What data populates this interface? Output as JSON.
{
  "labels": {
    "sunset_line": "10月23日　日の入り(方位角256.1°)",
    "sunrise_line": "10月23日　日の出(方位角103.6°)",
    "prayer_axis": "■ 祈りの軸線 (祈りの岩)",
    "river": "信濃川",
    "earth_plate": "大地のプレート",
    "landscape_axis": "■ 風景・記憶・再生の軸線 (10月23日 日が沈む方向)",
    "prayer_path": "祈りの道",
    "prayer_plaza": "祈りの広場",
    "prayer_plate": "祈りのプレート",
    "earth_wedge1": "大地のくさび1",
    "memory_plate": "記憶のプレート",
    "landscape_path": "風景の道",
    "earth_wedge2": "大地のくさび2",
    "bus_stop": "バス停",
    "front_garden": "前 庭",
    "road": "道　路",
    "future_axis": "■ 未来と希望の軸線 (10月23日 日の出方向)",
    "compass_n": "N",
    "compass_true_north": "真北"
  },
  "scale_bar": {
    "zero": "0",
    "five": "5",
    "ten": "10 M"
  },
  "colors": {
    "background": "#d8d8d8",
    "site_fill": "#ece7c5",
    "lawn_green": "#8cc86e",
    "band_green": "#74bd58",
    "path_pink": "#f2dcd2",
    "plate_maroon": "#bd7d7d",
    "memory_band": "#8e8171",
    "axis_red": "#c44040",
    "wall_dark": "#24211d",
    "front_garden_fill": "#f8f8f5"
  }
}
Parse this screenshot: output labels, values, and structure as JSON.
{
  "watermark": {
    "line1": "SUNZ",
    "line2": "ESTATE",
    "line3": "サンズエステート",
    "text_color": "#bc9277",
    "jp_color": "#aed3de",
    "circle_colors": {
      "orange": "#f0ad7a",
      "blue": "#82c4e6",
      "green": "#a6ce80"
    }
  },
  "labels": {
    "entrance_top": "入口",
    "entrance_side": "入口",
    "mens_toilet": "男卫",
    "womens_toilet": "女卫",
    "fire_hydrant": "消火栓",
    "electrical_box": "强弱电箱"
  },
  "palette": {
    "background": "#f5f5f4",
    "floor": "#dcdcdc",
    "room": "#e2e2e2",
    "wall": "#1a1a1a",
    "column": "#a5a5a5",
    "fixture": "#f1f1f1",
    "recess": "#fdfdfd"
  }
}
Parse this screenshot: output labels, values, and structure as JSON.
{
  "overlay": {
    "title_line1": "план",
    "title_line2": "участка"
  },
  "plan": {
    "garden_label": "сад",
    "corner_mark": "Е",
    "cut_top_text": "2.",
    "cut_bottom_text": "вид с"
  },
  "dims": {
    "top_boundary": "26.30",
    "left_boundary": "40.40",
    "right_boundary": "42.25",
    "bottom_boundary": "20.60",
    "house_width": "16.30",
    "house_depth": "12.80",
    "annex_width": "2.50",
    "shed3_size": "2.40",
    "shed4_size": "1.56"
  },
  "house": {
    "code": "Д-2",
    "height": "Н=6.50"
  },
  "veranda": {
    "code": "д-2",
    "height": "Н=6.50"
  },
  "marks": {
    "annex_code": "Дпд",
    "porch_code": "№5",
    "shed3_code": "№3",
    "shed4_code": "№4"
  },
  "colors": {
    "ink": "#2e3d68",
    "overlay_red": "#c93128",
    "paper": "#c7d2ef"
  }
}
● ● ● ●
What the task requires =>
Return from the data every line that holds "background".

Finished exercise =>
    "background": "#d8d8d8",
    "background": "#f5f5f4",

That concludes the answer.